======== THE RECORDS

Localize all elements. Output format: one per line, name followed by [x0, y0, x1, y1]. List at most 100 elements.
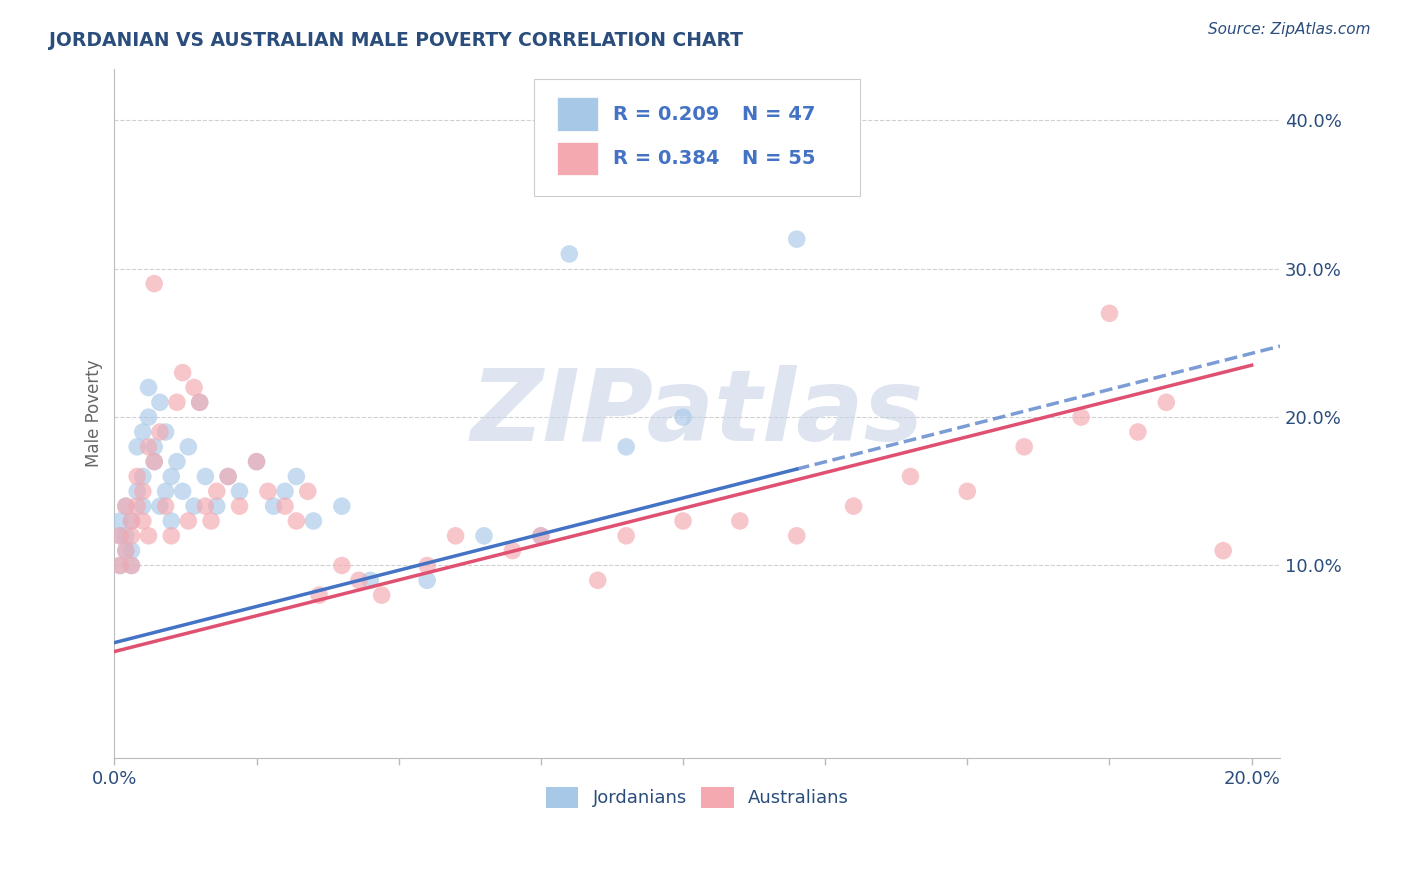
- Point: [501, 543, 523, 558]
- Text: N = 55: N = 55: [741, 149, 815, 168]
- Text: R = 0.209: R = 0.209: [613, 104, 720, 124]
- Point: [416, 574, 439, 588]
- Point: [530, 529, 553, 543]
- Point: [956, 484, 979, 499]
- Point: [121, 514, 143, 528]
- Point: [330, 499, 353, 513]
- Point: [143, 455, 166, 469]
- Point: [138, 410, 160, 425]
- Point: [108, 558, 131, 573]
- Point: [149, 499, 172, 513]
- Point: [257, 484, 280, 499]
- Point: [183, 499, 205, 513]
- Point: [347, 574, 370, 588]
- Point: [121, 558, 143, 573]
- Point: [586, 574, 609, 588]
- Point: [1212, 543, 1234, 558]
- Point: [149, 395, 172, 409]
- Point: [143, 277, 166, 291]
- Point: [285, 469, 308, 483]
- Point: [245, 455, 267, 469]
- Point: [108, 558, 131, 573]
- Point: [114, 543, 136, 558]
- Point: [263, 499, 285, 513]
- Point: [1156, 395, 1178, 409]
- Text: ZIPatlas: ZIPatlas: [471, 365, 924, 462]
- Y-axis label: Male Poverty: Male Poverty: [86, 359, 103, 467]
- Point: [217, 469, 239, 483]
- Point: [274, 484, 297, 499]
- Point: [132, 469, 155, 483]
- Point: [132, 514, 155, 528]
- Point: [127, 469, 149, 483]
- Point: [155, 484, 177, 499]
- Point: [127, 440, 149, 454]
- Point: [166, 455, 188, 469]
- Point: [172, 484, 194, 499]
- Point: [114, 499, 136, 513]
- Point: [121, 514, 143, 528]
- Point: [172, 366, 194, 380]
- Point: [444, 529, 467, 543]
- Point: [114, 499, 136, 513]
- Point: [359, 574, 381, 588]
- Point: [302, 514, 325, 528]
- Point: [121, 558, 143, 573]
- Point: [530, 529, 553, 543]
- Point: [245, 455, 267, 469]
- Point: [143, 440, 166, 454]
- Point: [1070, 410, 1092, 425]
- Point: [370, 588, 392, 602]
- Point: [114, 543, 136, 558]
- Bar: [557, 97, 598, 130]
- Bar: [557, 143, 598, 176]
- Point: [842, 499, 865, 513]
- Point: [194, 469, 217, 483]
- Point: [472, 529, 495, 543]
- Point: [127, 484, 149, 499]
- Point: [1126, 425, 1149, 439]
- Text: R = 0.384: R = 0.384: [613, 149, 720, 168]
- Point: [900, 469, 922, 483]
- Point: [228, 484, 250, 499]
- Point: [138, 529, 160, 543]
- Point: [132, 425, 155, 439]
- Point: [177, 514, 200, 528]
- Point: [108, 529, 131, 543]
- Point: [143, 455, 166, 469]
- Point: [416, 558, 439, 573]
- Point: [672, 410, 695, 425]
- Point: [138, 380, 160, 394]
- Point: [121, 543, 143, 558]
- Point: [114, 529, 136, 543]
- Point: [728, 514, 751, 528]
- Point: [786, 232, 808, 246]
- Legend: Jordanians, Australians: Jordanians, Australians: [538, 780, 856, 815]
- Point: [228, 499, 250, 513]
- Point: [121, 529, 143, 543]
- Point: [108, 529, 131, 543]
- Point: [558, 247, 581, 261]
- Point: [285, 514, 308, 528]
- Text: Source: ZipAtlas.com: Source: ZipAtlas.com: [1208, 22, 1371, 37]
- FancyBboxPatch shape: [534, 78, 860, 196]
- Point: [614, 440, 637, 454]
- Point: [138, 440, 160, 454]
- Point: [1098, 306, 1121, 320]
- Point: [786, 529, 808, 543]
- Point: [614, 529, 637, 543]
- Point: [217, 469, 239, 483]
- Text: N = 47: N = 47: [741, 104, 815, 124]
- Point: [132, 499, 155, 513]
- Point: [108, 514, 131, 528]
- Point: [166, 395, 188, 409]
- Point: [330, 558, 353, 573]
- Point: [155, 425, 177, 439]
- Point: [160, 469, 183, 483]
- Point: [308, 588, 330, 602]
- Point: [1012, 440, 1035, 454]
- Text: JORDANIAN VS AUSTRALIAN MALE POVERTY CORRELATION CHART: JORDANIAN VS AUSTRALIAN MALE POVERTY COR…: [49, 31, 744, 50]
- Point: [160, 529, 183, 543]
- Point: [132, 484, 155, 499]
- Point: [274, 499, 297, 513]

================

WHAT YOU SHOULD DO: Change every "Point" in the records to "Marker" and write them out again with nothing else altered. Leave the picture out.

EXERCISE RESULT:
Localize all elements. Output format: one per line, name followed by [x0, y0, x1, y1]. List at most 100 elements.
- Marker: [501, 543, 523, 558]
- Text: N = 55: N = 55: [741, 149, 815, 168]
- Text: R = 0.209: R = 0.209: [613, 104, 720, 124]
- Marker: [416, 574, 439, 588]
- Marker: [530, 529, 553, 543]
- Marker: [956, 484, 979, 499]
- Marker: [121, 514, 143, 528]
- Marker: [330, 499, 353, 513]
- Marker: [143, 455, 166, 469]
- Marker: [138, 410, 160, 425]
- Marker: [108, 558, 131, 573]
- Marker: [149, 499, 172, 513]
- Marker: [257, 484, 280, 499]
- Marker: [183, 499, 205, 513]
- Marker: [347, 574, 370, 588]
- Marker: [121, 558, 143, 573]
- Marker: [586, 574, 609, 588]
- Marker: [1212, 543, 1234, 558]
- Marker: [149, 395, 172, 409]
- Marker: [143, 277, 166, 291]
- Marker: [285, 469, 308, 483]
- Marker: [245, 455, 267, 469]
- Marker: [108, 558, 131, 573]
- Marker: [114, 543, 136, 558]
- Marker: [263, 499, 285, 513]
- Marker: [1156, 395, 1178, 409]
- Text: ZIPatlas: ZIPatlas: [471, 365, 924, 462]
- Y-axis label: Male Poverty: Male Poverty: [86, 359, 103, 467]
- Marker: [217, 469, 239, 483]
- Marker: [274, 484, 297, 499]
- Marker: [132, 469, 155, 483]
- Marker: [132, 514, 155, 528]
- Marker: [127, 469, 149, 483]
- Marker: [155, 484, 177, 499]
- Marker: [127, 440, 149, 454]
- Marker: [166, 455, 188, 469]
- Marker: [172, 484, 194, 499]
- Marker: [114, 499, 136, 513]
- Marker: [121, 514, 143, 528]
- Marker: [172, 366, 194, 380]
- Marker: [444, 529, 467, 543]
- Marker: [114, 499, 136, 513]
- Marker: [359, 574, 381, 588]
- Marker: [302, 514, 325, 528]
- Marker: [121, 558, 143, 573]
- Marker: [530, 529, 553, 543]
- Marker: [245, 455, 267, 469]
- Marker: [143, 440, 166, 454]
- Marker: [1070, 410, 1092, 425]
- Marker: [370, 588, 392, 602]
- Marker: [114, 543, 136, 558]
- Bar: [557, 97, 598, 130]
- Bar: [557, 143, 598, 176]
- Marker: [842, 499, 865, 513]
- Marker: [194, 469, 217, 483]
- Marker: [472, 529, 495, 543]
- Marker: [127, 484, 149, 499]
- Marker: [1126, 425, 1149, 439]
- Text: R = 0.384: R = 0.384: [613, 149, 720, 168]
- Marker: [900, 469, 922, 483]
- Marker: [228, 484, 250, 499]
- Marker: [138, 529, 160, 543]
- Marker: [132, 425, 155, 439]
- Marker: [177, 514, 200, 528]
- Marker: [108, 529, 131, 543]
- Marker: [143, 455, 166, 469]
- Marker: [416, 558, 439, 573]
- Marker: [672, 410, 695, 425]
- Marker: [138, 380, 160, 394]
- Marker: [121, 543, 143, 558]
- Marker: [114, 529, 136, 543]
- Marker: [728, 514, 751, 528]
- Marker: [786, 232, 808, 246]
- Legend: Jordanians, Australians: Jordanians, Australians: [538, 780, 856, 815]
- Marker: [228, 499, 250, 513]
- Marker: [121, 529, 143, 543]
- Marker: [108, 529, 131, 543]
- Marker: [558, 247, 581, 261]
- Marker: [285, 514, 308, 528]
- Text: Source: ZipAtlas.com: Source: ZipAtlas.com: [1208, 22, 1371, 37]
- FancyBboxPatch shape: [534, 78, 860, 196]
- Marker: [614, 440, 637, 454]
- Marker: [138, 440, 160, 454]
- Marker: [1098, 306, 1121, 320]
- Marker: [786, 529, 808, 543]
- Marker: [614, 529, 637, 543]
- Marker: [217, 469, 239, 483]
- Text: N = 47: N = 47: [741, 104, 815, 124]
- Marker: [132, 499, 155, 513]
- Marker: [108, 514, 131, 528]
- Marker: [166, 395, 188, 409]
- Marker: [330, 558, 353, 573]
- Marker: [155, 425, 177, 439]
- Marker: [160, 469, 183, 483]
- Marker: [308, 588, 330, 602]
- Marker: [1012, 440, 1035, 454]
- Text: JORDANIAN VS AUSTRALIAN MALE POVERTY CORRELATION CHART: JORDANIAN VS AUSTRALIAN MALE POVERTY COR…: [49, 31, 744, 50]
- Marker: [160, 529, 183, 543]
- Marker: [132, 484, 155, 499]
- Marker: [274, 499, 297, 513]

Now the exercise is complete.